Records from a dataset
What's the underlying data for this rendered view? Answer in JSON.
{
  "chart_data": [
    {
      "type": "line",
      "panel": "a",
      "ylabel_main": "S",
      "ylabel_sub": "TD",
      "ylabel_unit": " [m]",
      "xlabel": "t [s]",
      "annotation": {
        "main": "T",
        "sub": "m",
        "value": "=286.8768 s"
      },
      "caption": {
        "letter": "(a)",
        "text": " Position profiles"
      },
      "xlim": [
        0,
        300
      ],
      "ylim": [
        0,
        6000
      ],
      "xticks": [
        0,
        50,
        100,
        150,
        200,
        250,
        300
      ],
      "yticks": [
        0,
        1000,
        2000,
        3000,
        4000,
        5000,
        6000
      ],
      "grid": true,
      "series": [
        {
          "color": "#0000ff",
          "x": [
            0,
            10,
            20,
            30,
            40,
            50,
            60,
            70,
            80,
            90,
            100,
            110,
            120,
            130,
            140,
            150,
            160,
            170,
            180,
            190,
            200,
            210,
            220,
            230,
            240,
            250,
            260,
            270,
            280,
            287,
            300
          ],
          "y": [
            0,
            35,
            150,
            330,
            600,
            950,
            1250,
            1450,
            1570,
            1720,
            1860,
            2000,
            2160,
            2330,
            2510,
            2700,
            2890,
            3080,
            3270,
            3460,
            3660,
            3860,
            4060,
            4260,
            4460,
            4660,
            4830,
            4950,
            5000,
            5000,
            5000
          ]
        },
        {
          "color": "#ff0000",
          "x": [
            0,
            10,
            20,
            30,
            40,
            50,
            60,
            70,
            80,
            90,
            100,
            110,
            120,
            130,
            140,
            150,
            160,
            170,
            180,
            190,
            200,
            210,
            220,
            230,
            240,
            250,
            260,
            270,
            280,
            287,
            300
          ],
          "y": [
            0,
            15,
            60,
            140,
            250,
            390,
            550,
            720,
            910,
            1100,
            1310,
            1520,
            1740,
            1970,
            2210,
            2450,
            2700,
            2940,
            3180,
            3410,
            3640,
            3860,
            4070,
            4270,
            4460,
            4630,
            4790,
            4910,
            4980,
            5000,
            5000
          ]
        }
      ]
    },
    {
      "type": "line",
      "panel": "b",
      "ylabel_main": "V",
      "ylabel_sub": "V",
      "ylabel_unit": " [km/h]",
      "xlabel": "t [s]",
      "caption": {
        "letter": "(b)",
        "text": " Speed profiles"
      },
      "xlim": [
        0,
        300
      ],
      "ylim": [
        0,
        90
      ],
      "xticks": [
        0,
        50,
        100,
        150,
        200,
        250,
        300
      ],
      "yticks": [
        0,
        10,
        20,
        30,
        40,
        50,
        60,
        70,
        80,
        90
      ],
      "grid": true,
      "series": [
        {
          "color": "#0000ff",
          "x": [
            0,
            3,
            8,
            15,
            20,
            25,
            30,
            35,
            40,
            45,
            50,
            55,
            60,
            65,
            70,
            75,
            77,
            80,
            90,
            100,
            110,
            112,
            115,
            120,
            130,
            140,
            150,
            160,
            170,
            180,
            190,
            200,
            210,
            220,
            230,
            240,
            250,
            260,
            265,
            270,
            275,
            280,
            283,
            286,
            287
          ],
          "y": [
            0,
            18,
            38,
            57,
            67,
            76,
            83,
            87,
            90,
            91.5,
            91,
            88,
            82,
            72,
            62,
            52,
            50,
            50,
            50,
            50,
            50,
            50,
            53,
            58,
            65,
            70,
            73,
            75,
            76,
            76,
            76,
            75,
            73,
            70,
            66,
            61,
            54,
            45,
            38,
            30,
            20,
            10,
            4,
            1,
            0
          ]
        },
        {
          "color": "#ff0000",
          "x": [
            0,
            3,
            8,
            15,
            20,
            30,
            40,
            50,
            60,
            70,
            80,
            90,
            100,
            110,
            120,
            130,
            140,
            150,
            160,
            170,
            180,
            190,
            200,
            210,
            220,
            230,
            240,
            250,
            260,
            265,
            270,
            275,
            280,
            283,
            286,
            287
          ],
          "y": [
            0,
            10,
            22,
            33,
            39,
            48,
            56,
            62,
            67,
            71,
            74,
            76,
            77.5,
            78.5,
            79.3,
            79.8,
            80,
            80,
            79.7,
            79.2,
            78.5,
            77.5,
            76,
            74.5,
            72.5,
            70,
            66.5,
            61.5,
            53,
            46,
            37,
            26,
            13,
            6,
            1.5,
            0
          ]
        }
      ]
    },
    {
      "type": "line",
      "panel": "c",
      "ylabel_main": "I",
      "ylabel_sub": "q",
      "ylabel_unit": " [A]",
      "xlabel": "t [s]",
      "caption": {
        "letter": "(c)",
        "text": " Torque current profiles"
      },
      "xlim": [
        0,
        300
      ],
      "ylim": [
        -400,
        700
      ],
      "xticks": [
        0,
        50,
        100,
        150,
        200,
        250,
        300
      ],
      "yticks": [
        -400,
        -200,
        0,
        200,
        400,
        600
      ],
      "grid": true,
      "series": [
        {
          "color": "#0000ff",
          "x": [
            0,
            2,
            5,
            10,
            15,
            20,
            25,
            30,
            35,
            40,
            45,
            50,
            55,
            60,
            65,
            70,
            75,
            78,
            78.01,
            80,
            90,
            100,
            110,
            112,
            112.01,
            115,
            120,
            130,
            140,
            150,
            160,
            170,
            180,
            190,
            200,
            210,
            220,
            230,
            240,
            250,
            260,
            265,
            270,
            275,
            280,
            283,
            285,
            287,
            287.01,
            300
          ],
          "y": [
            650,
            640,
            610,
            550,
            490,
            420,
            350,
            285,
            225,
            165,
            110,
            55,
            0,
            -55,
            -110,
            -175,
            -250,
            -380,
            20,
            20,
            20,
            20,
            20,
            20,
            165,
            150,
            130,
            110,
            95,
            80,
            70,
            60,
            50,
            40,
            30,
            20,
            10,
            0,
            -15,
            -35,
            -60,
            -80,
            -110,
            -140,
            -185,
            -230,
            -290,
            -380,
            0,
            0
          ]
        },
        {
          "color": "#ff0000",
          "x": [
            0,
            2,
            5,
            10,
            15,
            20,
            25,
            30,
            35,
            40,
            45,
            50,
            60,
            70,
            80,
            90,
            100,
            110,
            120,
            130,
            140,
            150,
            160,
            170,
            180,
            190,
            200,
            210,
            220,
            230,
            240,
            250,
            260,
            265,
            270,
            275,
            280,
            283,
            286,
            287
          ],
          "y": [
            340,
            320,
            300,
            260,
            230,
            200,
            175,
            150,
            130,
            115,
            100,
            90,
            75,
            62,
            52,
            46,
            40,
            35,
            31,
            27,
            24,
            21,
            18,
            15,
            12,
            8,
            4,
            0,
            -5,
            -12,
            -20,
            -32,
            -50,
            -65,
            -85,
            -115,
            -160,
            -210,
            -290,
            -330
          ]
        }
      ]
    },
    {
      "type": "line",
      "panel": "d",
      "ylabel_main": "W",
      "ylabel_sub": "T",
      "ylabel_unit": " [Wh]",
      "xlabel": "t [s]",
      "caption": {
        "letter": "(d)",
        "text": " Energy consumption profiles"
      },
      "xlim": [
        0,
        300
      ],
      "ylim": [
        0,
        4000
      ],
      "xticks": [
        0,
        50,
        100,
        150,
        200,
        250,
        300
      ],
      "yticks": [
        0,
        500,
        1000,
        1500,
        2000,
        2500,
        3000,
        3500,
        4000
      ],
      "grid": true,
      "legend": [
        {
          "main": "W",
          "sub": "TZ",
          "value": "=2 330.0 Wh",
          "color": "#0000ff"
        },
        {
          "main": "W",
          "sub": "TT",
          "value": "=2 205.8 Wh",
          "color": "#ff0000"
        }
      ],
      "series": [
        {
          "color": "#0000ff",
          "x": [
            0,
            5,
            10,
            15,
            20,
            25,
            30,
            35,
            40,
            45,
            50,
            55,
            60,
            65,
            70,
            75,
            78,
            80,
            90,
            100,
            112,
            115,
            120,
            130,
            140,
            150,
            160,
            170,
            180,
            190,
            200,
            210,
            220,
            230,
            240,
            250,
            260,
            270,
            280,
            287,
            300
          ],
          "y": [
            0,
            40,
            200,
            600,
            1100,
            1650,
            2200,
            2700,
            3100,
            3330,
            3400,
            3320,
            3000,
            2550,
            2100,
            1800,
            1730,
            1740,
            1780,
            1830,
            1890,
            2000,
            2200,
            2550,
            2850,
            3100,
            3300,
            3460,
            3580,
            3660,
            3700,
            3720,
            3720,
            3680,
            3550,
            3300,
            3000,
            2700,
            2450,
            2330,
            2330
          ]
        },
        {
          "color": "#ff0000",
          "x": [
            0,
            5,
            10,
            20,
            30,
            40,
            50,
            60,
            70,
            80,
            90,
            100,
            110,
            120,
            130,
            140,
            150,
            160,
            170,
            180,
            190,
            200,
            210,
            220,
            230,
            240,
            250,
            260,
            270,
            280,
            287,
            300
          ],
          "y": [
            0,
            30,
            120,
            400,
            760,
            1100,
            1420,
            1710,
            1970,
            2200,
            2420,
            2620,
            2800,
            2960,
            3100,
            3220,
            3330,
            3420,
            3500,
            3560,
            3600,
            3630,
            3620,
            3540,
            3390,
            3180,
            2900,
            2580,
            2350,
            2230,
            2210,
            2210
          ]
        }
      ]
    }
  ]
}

# WHAT YOU SHOULD DO:
All lines above containing the string "value" are to be collected.

# EXPECTED ANSWER:
        "value": "=286.8768 s"
          "value": "=2 330.0 Wh",
          "value": "=2 205.8 Wh",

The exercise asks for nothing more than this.